**What needs to be done:**
Pictures excluded, copy word for word the lines from the one holding "Output the text content of this document." through the last line below.

Stored records:

--- begin ---

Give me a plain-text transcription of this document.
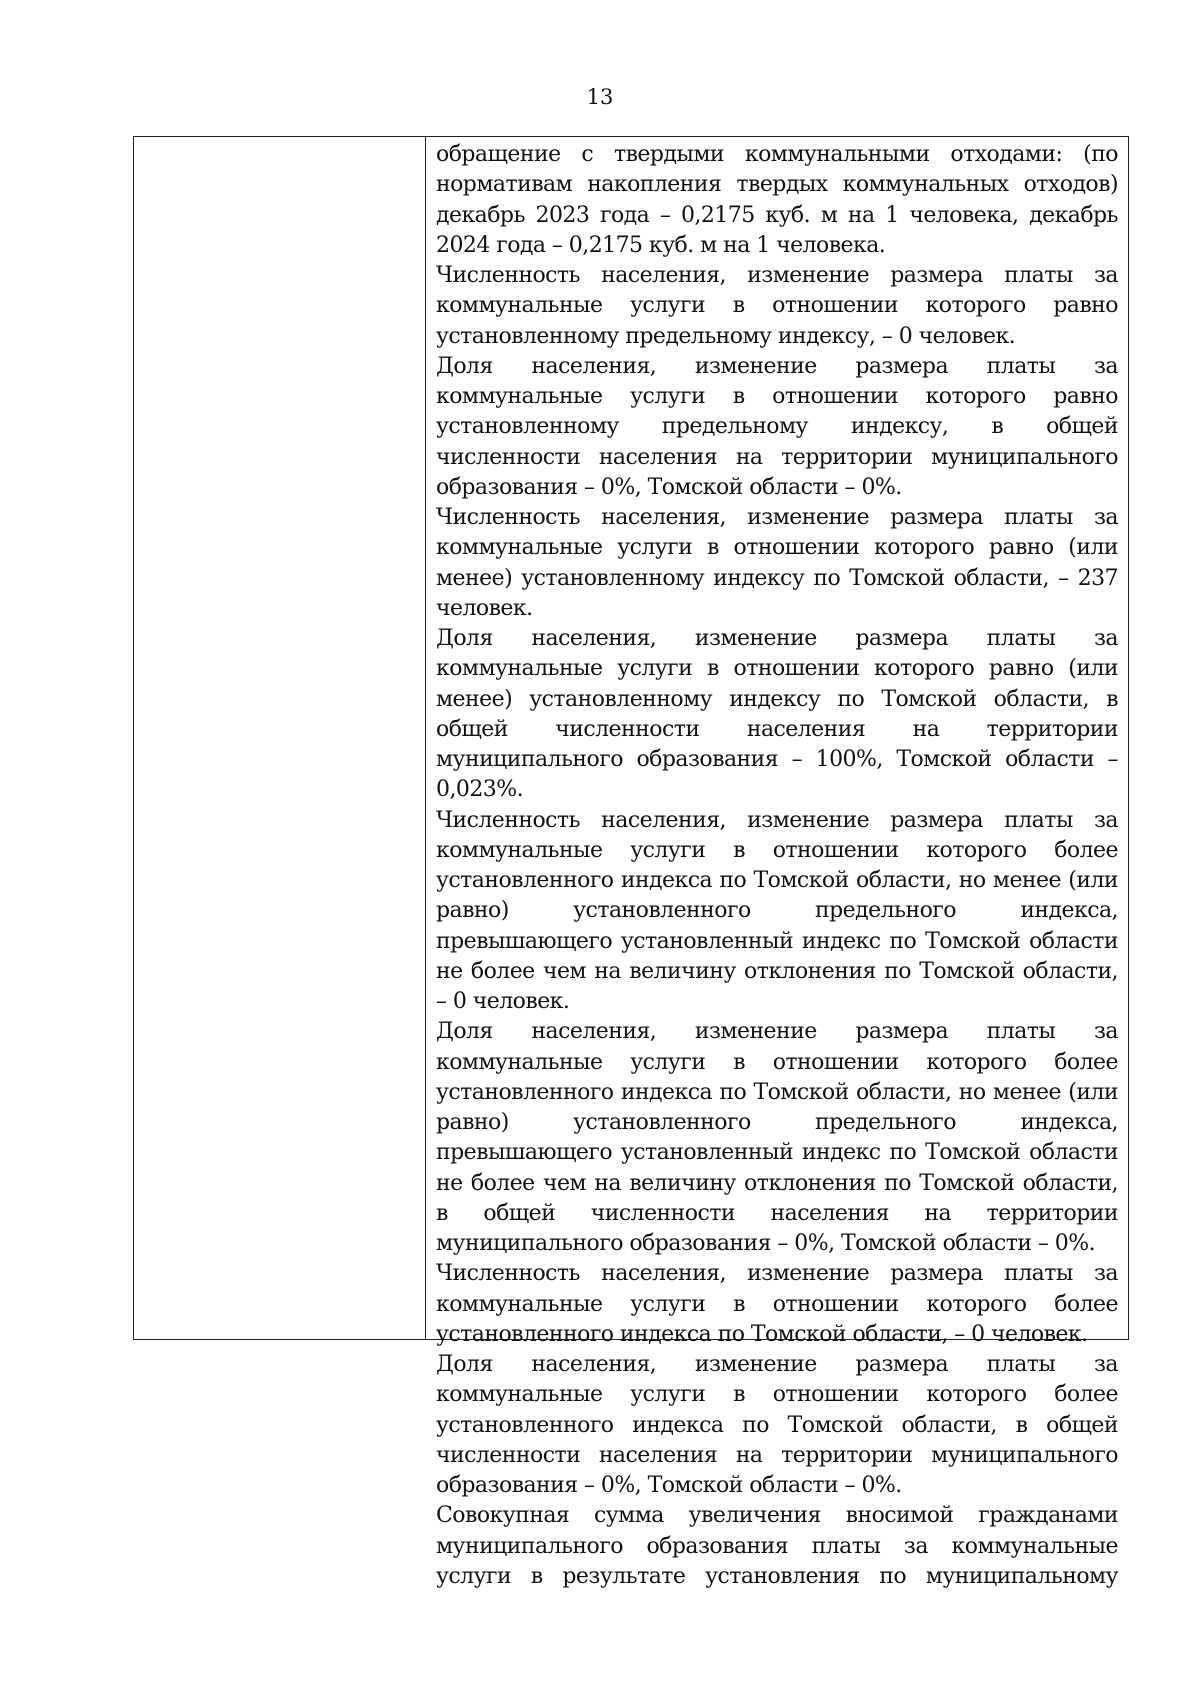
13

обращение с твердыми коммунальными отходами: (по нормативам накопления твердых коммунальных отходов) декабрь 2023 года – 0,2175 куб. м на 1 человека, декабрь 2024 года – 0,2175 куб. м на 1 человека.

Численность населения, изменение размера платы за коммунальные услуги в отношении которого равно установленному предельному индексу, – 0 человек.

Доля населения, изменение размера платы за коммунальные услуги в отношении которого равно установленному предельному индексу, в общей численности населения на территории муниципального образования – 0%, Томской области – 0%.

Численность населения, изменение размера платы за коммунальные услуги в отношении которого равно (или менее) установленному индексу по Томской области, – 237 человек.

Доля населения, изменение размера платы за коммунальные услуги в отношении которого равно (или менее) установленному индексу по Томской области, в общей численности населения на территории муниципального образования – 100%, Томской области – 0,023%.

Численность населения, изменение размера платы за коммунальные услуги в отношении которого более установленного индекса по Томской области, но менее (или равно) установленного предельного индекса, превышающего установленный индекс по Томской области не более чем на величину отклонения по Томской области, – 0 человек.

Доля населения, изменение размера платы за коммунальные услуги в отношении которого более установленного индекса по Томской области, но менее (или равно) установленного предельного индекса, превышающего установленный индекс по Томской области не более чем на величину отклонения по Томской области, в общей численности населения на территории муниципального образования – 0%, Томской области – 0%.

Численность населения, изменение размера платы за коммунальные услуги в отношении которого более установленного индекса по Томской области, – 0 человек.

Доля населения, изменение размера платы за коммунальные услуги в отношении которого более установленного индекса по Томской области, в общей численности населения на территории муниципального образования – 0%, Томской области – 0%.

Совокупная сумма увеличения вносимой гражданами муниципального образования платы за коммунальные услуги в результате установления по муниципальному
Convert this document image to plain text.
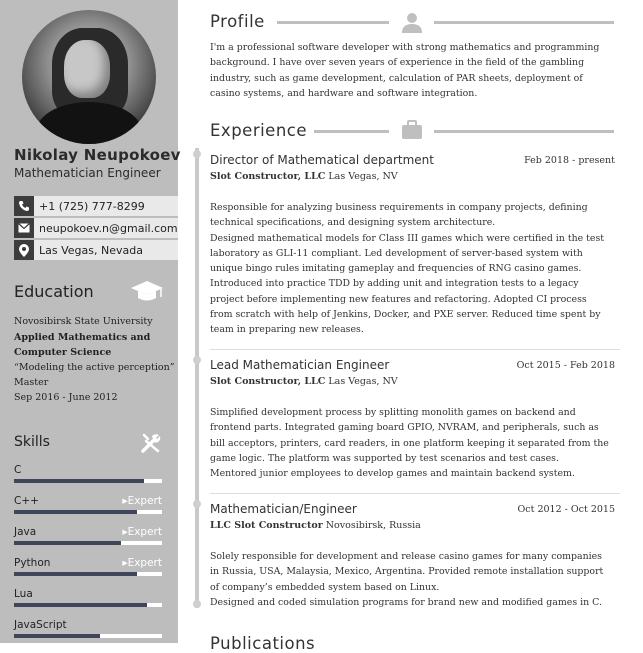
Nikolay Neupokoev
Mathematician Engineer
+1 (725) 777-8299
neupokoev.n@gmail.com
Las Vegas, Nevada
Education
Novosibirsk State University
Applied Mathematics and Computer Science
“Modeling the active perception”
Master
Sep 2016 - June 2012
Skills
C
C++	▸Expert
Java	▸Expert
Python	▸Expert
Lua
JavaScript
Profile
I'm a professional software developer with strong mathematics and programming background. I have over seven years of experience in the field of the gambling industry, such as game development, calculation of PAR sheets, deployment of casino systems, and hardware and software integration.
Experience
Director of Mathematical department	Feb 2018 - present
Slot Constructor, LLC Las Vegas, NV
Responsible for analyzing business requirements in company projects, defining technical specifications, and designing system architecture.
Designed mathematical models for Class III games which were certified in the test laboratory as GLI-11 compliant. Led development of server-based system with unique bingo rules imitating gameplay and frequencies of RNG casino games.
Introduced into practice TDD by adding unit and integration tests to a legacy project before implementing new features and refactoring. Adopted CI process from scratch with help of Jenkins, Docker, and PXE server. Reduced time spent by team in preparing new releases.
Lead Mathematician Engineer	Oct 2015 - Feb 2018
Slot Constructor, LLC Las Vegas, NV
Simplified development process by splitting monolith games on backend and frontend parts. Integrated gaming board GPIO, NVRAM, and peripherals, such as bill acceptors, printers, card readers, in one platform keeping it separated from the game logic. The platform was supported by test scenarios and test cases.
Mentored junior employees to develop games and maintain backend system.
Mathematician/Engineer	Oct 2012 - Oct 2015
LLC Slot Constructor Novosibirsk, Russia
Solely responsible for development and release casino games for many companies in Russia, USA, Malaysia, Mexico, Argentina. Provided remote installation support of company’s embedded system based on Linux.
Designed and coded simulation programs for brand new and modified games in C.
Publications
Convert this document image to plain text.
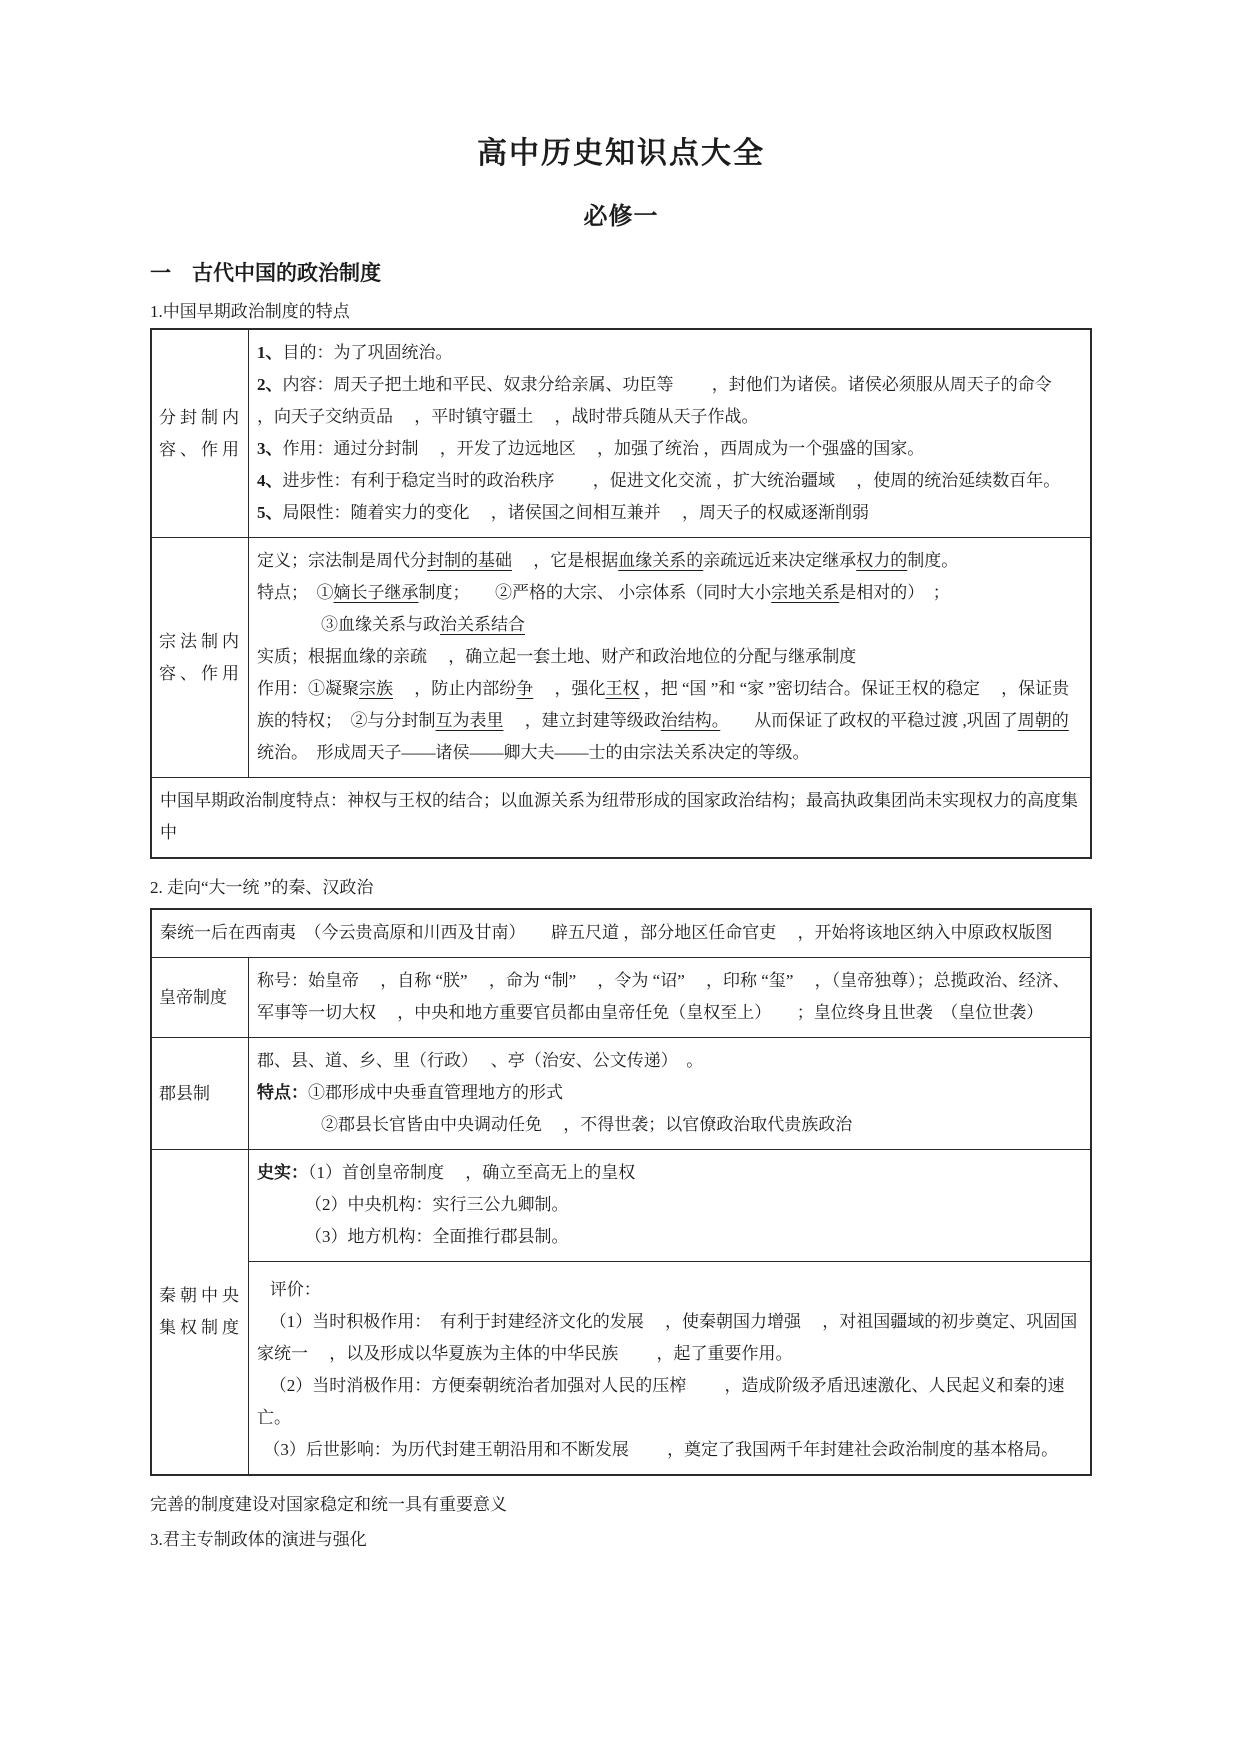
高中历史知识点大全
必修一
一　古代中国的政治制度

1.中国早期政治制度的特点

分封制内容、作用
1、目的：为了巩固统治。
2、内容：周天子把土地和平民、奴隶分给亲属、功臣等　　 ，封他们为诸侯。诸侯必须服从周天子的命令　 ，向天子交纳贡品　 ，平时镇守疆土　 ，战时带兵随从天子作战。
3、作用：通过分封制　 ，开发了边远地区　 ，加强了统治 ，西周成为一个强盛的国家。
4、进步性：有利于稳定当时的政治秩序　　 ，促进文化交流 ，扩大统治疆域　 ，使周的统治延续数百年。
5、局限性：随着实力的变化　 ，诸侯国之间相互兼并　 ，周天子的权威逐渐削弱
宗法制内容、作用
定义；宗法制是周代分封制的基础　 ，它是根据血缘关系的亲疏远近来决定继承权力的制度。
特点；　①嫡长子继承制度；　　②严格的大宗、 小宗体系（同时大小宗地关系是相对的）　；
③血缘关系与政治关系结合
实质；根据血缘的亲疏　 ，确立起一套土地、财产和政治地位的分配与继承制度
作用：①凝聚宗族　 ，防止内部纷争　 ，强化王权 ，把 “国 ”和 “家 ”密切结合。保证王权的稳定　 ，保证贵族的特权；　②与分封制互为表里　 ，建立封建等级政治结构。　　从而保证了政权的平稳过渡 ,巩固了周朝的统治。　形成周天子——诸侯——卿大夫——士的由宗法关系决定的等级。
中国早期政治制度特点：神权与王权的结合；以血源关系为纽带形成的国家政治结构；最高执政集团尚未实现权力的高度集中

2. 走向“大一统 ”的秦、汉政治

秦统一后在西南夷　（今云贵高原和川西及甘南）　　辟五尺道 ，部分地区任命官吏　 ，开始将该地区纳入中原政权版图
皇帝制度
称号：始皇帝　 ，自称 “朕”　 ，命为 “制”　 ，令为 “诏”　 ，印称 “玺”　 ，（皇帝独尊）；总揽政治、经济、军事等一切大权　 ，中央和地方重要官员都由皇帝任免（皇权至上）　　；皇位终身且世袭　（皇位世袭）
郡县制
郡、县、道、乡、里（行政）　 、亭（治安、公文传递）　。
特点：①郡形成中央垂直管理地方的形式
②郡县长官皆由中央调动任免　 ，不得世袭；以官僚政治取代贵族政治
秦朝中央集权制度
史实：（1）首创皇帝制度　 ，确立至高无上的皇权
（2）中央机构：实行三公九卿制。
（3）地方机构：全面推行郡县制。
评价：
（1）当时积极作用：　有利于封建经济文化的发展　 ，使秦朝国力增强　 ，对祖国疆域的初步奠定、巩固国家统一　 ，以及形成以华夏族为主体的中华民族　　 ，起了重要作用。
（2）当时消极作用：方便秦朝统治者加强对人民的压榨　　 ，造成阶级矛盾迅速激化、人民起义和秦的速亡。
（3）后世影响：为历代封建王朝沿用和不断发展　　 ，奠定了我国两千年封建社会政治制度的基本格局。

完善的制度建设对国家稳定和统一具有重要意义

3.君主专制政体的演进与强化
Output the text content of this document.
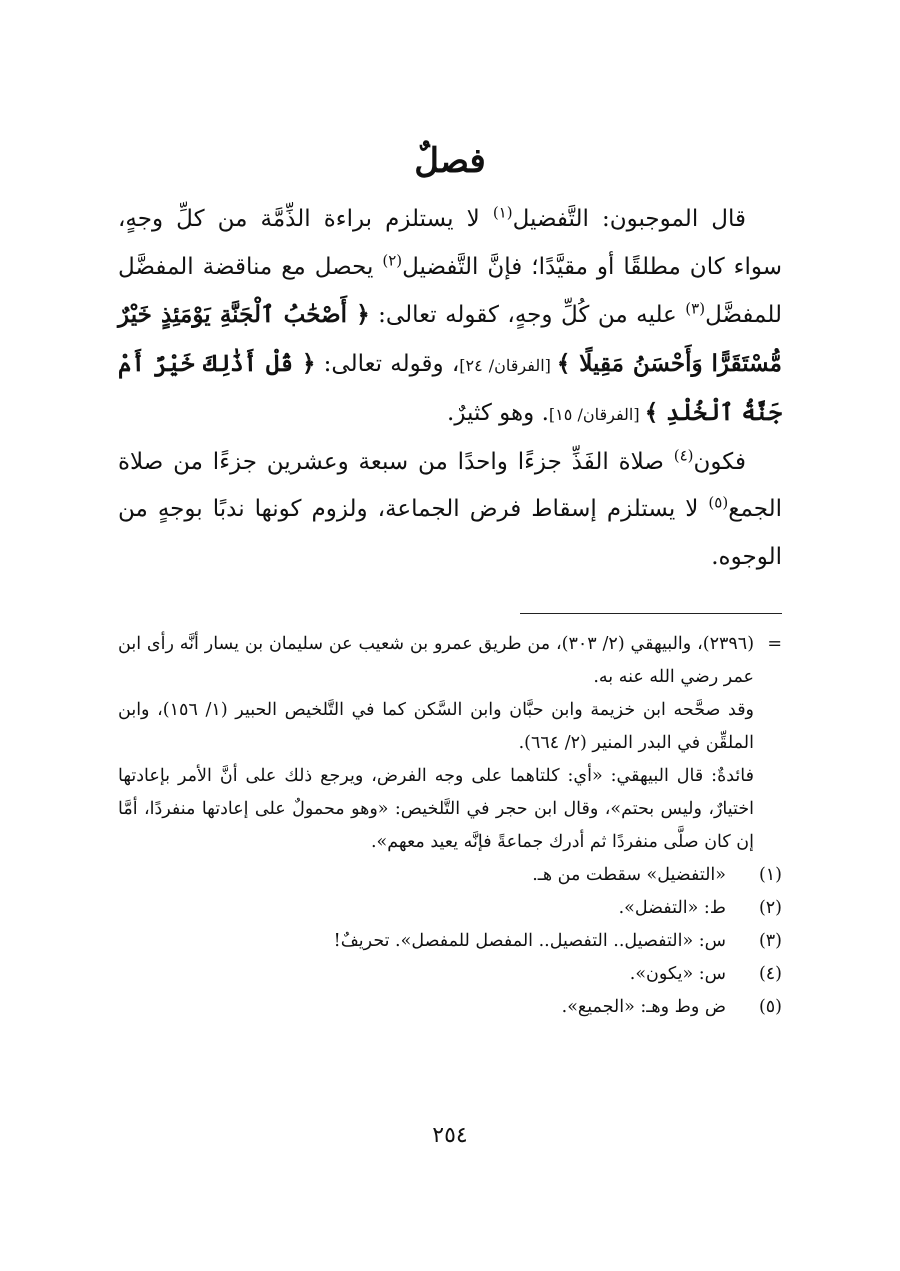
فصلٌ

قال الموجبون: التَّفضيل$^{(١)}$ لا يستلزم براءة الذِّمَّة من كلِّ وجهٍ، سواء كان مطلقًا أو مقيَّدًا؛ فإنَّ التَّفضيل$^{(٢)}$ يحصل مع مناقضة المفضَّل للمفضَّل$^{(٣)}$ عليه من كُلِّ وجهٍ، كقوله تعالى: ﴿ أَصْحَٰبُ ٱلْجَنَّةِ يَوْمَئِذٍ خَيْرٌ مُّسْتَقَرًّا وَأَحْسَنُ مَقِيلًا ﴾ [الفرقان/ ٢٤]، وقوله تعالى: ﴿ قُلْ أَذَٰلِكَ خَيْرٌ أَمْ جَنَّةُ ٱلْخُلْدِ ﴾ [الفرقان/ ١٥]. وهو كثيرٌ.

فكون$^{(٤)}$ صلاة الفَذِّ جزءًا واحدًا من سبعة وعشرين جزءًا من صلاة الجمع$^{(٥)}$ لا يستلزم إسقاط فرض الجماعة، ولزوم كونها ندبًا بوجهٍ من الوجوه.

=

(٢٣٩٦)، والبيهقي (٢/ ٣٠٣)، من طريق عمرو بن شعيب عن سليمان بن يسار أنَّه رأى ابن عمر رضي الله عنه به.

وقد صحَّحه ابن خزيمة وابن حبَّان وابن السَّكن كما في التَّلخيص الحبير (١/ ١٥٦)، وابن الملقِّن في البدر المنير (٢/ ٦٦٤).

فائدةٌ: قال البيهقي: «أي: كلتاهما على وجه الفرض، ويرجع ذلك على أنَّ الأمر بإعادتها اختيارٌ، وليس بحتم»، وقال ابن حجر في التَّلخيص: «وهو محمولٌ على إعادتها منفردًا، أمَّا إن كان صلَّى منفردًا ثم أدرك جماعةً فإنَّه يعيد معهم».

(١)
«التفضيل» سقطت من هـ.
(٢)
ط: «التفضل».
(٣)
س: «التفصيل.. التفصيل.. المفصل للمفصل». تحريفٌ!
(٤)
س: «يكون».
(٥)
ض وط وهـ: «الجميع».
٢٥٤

--- end ---

**Solved exercise:**
Output the text content of this document.
فصلٌ

قال الموجبون: التَّفضيل$^{(١)}$ لا يستلزم براءة الذِّمَّة من كلِّ وجهٍ، سواء كان مطلقًا أو مقيَّدًا؛ فإنَّ التَّفضيل$^{(٢)}$ يحصل مع مناقضة المفضَّل للمفضَّل$^{(٣)}$ عليه من كُلِّ وجهٍ، كقوله تعالى: ﴿ أَصْحَٰبُ ٱلْجَنَّةِ يَوْمَئِذٍ خَيْرٌ مُّسْتَقَرًّا وَأَحْسَنُ مَقِيلًا ﴾ [الفرقان/ ٢٤]، وقوله تعالى: ﴿ قُلْ أَذَٰلِكَ خَيْرٌ أَمْ جَنَّةُ ٱلْخُلْدِ ﴾ [الفرقان/ ١٥]. وهو كثيرٌ.

فكون$^{(٤)}$ صلاة الفَذِّ جزءًا واحدًا من سبعة وعشرين جزءًا من صلاة الجمع$^{(٥)}$ لا يستلزم إسقاط فرض الجماعة، ولزوم كونها ندبًا بوجهٍ من الوجوه.

=

(٢٣٩٦)، والبيهقي (٢/ ٣٠٣)، من طريق عمرو بن شعيب عن سليمان بن يسار أنَّه رأى ابن عمر رضي الله عنه به.

وقد صحَّحه ابن خزيمة وابن حبَّان وابن السَّكن كما في التَّلخيص الحبير (١/ ١٥٦)، وابن الملقِّن في البدر المنير (٢/ ٦٦٤).

فائدةٌ: قال البيهقي: «أي: كلتاهما على وجه الفرض، ويرجع ذلك على أنَّ الأمر بإعادتها اختيارٌ، وليس بحتم»، وقال ابن حجر في التَّلخيص: «وهو محمولٌ على إعادتها منفردًا، أمَّا إن كان صلَّى منفردًا ثم أدرك جماعةً فإنَّه يعيد معهم».

(١)
«التفضيل» سقطت من هـ.
(٢)
ط: «التفضل».
(٣)
س: «التفصيل.. التفصيل.. المفصل للمفصل». تحريفٌ!
(٤)
س: «يكون».
(٥)
ض وط وهـ: «الجميع».
٢٥٤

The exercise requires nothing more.